__EXERCISE DETAILS__:
In full and without alteration, give the listing again.

--- start of RECORDS PROVIDED ---

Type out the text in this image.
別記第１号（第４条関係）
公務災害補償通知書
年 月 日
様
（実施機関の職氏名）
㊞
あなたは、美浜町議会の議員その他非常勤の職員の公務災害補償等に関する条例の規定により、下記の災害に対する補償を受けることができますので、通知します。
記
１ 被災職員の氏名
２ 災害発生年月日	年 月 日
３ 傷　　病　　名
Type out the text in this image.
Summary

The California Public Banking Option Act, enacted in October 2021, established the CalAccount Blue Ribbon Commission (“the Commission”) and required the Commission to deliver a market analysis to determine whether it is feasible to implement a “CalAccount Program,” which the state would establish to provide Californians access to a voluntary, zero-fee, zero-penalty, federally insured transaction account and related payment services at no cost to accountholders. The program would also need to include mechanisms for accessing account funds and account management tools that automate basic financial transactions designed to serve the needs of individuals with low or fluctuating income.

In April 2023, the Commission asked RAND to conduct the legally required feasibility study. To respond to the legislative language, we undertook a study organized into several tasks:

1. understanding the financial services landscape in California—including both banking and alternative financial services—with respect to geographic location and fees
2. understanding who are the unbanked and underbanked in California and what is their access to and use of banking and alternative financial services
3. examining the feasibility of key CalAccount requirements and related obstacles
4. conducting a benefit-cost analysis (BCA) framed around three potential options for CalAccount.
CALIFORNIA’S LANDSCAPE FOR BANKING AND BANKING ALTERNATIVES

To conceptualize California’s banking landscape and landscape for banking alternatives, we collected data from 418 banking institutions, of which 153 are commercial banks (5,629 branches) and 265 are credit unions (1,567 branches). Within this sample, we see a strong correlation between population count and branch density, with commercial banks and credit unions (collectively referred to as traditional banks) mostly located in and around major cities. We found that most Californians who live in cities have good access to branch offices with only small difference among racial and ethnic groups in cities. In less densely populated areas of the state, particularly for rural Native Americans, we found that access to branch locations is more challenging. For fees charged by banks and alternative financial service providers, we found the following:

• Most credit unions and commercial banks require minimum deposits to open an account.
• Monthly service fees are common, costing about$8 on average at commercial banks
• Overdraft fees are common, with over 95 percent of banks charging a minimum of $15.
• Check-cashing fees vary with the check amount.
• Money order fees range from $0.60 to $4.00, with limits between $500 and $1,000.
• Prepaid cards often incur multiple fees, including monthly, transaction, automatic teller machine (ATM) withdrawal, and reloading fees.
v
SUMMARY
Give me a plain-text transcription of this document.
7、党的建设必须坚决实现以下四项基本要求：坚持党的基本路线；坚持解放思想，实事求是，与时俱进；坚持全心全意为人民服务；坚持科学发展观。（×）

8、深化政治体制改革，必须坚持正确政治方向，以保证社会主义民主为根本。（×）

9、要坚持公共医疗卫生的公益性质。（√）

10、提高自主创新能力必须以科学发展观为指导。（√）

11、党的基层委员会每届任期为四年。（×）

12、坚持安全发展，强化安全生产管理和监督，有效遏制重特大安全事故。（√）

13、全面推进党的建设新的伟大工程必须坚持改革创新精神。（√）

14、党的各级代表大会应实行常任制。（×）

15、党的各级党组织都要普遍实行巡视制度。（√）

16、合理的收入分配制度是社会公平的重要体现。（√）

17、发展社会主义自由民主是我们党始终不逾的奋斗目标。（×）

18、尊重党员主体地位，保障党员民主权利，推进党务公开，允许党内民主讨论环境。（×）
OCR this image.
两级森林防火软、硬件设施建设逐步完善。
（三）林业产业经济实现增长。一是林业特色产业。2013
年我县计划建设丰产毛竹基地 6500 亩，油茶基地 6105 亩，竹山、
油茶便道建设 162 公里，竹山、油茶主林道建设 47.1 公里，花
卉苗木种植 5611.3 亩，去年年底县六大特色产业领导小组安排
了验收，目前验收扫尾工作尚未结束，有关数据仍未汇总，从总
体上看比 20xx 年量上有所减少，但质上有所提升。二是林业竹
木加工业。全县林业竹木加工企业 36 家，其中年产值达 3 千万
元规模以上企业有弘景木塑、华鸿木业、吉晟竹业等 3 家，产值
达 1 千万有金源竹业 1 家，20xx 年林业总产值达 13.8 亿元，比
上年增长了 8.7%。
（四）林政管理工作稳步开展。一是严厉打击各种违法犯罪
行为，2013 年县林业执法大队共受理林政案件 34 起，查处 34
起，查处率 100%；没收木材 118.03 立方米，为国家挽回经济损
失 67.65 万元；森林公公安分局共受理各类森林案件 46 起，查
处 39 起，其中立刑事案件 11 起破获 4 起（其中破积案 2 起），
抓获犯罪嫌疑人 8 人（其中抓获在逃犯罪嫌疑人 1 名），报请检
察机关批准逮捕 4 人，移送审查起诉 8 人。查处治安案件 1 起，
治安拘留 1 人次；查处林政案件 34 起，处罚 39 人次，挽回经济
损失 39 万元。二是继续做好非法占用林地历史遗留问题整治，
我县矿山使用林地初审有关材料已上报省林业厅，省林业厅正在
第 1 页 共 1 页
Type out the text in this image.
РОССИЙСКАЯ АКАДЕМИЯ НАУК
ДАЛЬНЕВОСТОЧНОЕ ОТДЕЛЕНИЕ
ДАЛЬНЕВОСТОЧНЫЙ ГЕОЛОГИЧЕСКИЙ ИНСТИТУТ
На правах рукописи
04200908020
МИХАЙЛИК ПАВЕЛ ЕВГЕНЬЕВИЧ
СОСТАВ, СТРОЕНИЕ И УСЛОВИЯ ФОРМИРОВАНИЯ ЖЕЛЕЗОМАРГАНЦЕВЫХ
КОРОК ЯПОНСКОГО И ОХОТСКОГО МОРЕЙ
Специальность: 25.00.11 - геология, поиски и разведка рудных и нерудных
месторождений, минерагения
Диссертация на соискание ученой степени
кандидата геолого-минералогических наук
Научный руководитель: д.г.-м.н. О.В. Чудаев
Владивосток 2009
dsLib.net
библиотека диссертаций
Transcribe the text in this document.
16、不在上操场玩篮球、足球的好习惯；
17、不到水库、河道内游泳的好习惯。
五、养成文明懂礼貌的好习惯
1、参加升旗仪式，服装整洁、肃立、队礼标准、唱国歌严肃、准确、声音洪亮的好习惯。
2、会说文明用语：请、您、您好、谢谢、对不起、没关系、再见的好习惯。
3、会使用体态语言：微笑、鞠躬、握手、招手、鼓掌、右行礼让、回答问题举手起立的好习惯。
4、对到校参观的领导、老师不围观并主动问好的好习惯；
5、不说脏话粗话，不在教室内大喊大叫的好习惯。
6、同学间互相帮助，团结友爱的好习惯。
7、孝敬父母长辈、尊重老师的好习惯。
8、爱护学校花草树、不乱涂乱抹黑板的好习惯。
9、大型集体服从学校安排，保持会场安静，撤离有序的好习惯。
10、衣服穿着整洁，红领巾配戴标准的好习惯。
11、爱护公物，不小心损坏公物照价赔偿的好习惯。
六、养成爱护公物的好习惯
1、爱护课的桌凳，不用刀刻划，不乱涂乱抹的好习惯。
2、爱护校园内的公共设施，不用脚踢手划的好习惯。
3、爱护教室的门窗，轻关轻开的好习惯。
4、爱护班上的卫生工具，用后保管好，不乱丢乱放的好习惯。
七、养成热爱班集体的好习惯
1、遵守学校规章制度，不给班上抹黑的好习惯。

--- end of RECORDS PROVIDED ---

__TASK OUTPUT__:
Type out the text in this image.
別記第１号（第４条関係）
公務災害補償通知書
年 月 日
様
（実施機関の職氏名）
㊞
あなたは、美浜町議会の議員その他非常勤の職員の公務災害補償等に関する条例の規定により、下記の災害に対する補償を受けることができますので、通知します。
記
１ 被災職員の氏名
２ 災害発生年月日	年 月 日
３ 傷　　病　　名
Type out the text in this image.
Summary

The California Public Banking Option Act, enacted in October 2021, established the CalAccount Blue Ribbon Commission (“the Commission”) and required the Commission to deliver a market analysis to determine whether it is feasible to implement a “CalAccount Program,” which the state would establish to provide Californians access to a voluntary, zero-fee, zero-penalty, federally insured transaction account and related payment services at no cost to accountholders. The program would also need to include mechanisms for accessing account funds and account management tools that automate basic financial transactions designed to serve the needs of individuals with low or fluctuating income.

In April 2023, the Commission asked RAND to conduct the legally required feasibility study. To respond to the legislative language, we undertook a study organized into several tasks:

1. understanding the financial services landscape in California—including both banking and alternative financial services—with respect to geographic location and fees
2. understanding who are the unbanked and underbanked in California and what is their access to and use of banking and alternative financial services
3. examining the feasibility of key CalAccount requirements and related obstacles
4. conducting a benefit-cost analysis (BCA) framed around three potential options for CalAccount.
CALIFORNIA’S LANDSCAPE FOR BANKING AND BANKING ALTERNATIVES

To conceptualize California’s banking landscape and landscape for banking alternatives, we collected data from 418 banking institutions, of which 153 are commercial banks (5,629 branches) and 265 are credit unions (1,567 branches). Within this sample, we see a strong correlation between population count and branch density, with commercial banks and credit unions (collectively referred to as traditional banks) mostly located in and around major cities. We found that most Californians who live in cities have good access to branch offices with only small difference among racial and ethnic groups in cities. In less densely populated areas of the state, particularly for rural Native Americans, we found that access to branch locations is more challenging. For fees charged by banks and alternative financial service providers, we found the following:

• Most credit unions and commercial banks require minimum deposits to open an account.
• Monthly service fees are common, costing about$8 on average at commercial banks
• Overdraft fees are common, with over 95 percent of banks charging a minimum of $15.
• Check-cashing fees vary with the check amount.
• Money order fees range from $0.60 to $4.00, with limits between $500 and $1,000.
• Prepaid cards often incur multiple fees, including monthly, transaction, automatic teller machine (ATM) withdrawal, and reloading fees.
v
SUMMARY
Give me a plain-text transcription of this document.
7、党的建设必须坚决实现以下四项基本要求：坚持党的基本路线；坚持解放思想，实事求是，与时俱进；坚持全心全意为人民服务；坚持科学发展观。（×）

8、深化政治体制改革，必须坚持正确政治方向，以保证社会主义民主为根本。（×）

9、要坚持公共医疗卫生的公益性质。（√）

10、提高自主创新能力必须以科学发展观为指导。（√）

11、党的基层委员会每届任期为四年。（×）

12、坚持安全发展，强化安全生产管理和监督，有效遏制重特大安全事故。（√）

13、全面推进党的建设新的伟大工程必须坚持改革创新精神。（√）

14、党的各级代表大会应实行常任制。（×）

15、党的各级党组织都要普遍实行巡视制度。（√）

16、合理的收入分配制度是社会公平的重要体现。（√）

17、发展社会主义自由民主是我们党始终不逾的奋斗目标。（×）

18、尊重党员主体地位，保障党员民主权利，推进党务公开，允许党内民主讨论环境。（×）
OCR this image.
两级森林防火软、硬件设施建设逐步完善。
（三）林业产业经济实现增长。一是林业特色产业。2013
年我县计划建设丰产毛竹基地 6500 亩，油茶基地 6105 亩，竹山、
油茶便道建设 162 公里，竹山、油茶主林道建设 47.1 公里，花
卉苗木种植 5611.3 亩，去年年底县六大特色产业领导小组安排
了验收，目前验收扫尾工作尚未结束，有关数据仍未汇总，从总
体上看比 20xx 年量上有所减少，但质上有所提升。二是林业竹
木加工业。全县林业竹木加工企业 36 家，其中年产值达 3 千万
元规模以上企业有弘景木塑、华鸿木业、吉晟竹业等 3 家，产值
达 1 千万有金源竹业 1 家，20xx 年林业总产值达 13.8 亿元，比
上年增长了 8.7%。
（四）林政管理工作稳步开展。一是严厉打击各种违法犯罪
行为，2013 年县林业执法大队共受理林政案件 34 起，查处 34
起，查处率 100%；没收木材 118.03 立方米，为国家挽回经济损
失 67.65 万元；森林公公安分局共受理各类森林案件 46 起，查
处 39 起，其中立刑事案件 11 起破获 4 起（其中破积案 2 起），
抓获犯罪嫌疑人 8 人（其中抓获在逃犯罪嫌疑人 1 名），报请检
察机关批准逮捕 4 人，移送审查起诉 8 人。查处治安案件 1 起，
治安拘留 1 人次；查处林政案件 34 起，处罚 39 人次，挽回经济
损失 39 万元。二是继续做好非法占用林地历史遗留问题整治，
我县矿山使用林地初审有关材料已上报省林业厅，省林业厅正在
第 1 页 共 1 页
Type out the text in this image.
РОССИЙСКАЯ АКАДЕМИЯ НАУК
ДАЛЬНЕВОСТОЧНОЕ ОТДЕЛЕНИЕ
ДАЛЬНЕВОСТОЧНЫЙ ГЕОЛОГИЧЕСКИЙ ИНСТИТУТ
На правах рукописи
04200908020
МИХАЙЛИК ПАВЕЛ ЕВГЕНЬЕВИЧ
СОСТАВ, СТРОЕНИЕ И УСЛОВИЯ ФОРМИРОВАНИЯ ЖЕЛЕЗОМАРГАНЦЕВЫХ
КОРОК ЯПОНСКОГО И ОХОТСКОГО МОРЕЙ
Специальность: 25.00.11 - геология, поиски и разведка рудных и нерудных
месторождений, минерагения
Диссертация на соискание ученой степени
кандидата геолого-минералогических наук
Научный руководитель: д.г.-м.н. О.В. Чудаев
Владивосток 2009
dsLib.net
библиотека диссертаций
Transcribe the text in this document.
16、不在上操场玩篮球、足球的好习惯；
17、不到水库、河道内游泳的好习惯。
五、养成文明懂礼貌的好习惯
1、参加升旗仪式，服装整洁、肃立、队礼标准、唱国歌严肃、准确、声音洪亮的好习惯。
2、会说文明用语：请、您、您好、谢谢、对不起、没关系、再见的好习惯。
3、会使用体态语言：微笑、鞠躬、握手、招手、鼓掌、右行礼让、回答问题举手起立的好习惯。
4、对到校参观的领导、老师不围观并主动问好的好习惯；
5、不说脏话粗话，不在教室内大喊大叫的好习惯。
6、同学间互相帮助，团结友爱的好习惯。
7、孝敬父母长辈、尊重老师的好习惯。
8、爱护学校花草树、不乱涂乱抹黑板的好习惯。
9、大型集体服从学校安排，保持会场安静，撤离有序的好习惯。
10、衣服穿着整洁，红领巾配戴标准的好习惯。
11、爱护公物，不小心损坏公物照价赔偿的好习惯。
六、养成爱护公物的好习惯
1、爱护课的桌凳，不用刀刻划，不乱涂乱抹的好习惯。
2、爱护校园内的公共设施，不用脚踢手划的好习惯。
3、爱护教室的门窗，轻关轻开的好习惯。
4、爱护班上的卫生工具，用后保管好，不乱丢乱放的好习惯。
七、养成热爱班集体的好习惯
1、遵守学校规章制度，不给班上抹黑的好习惯。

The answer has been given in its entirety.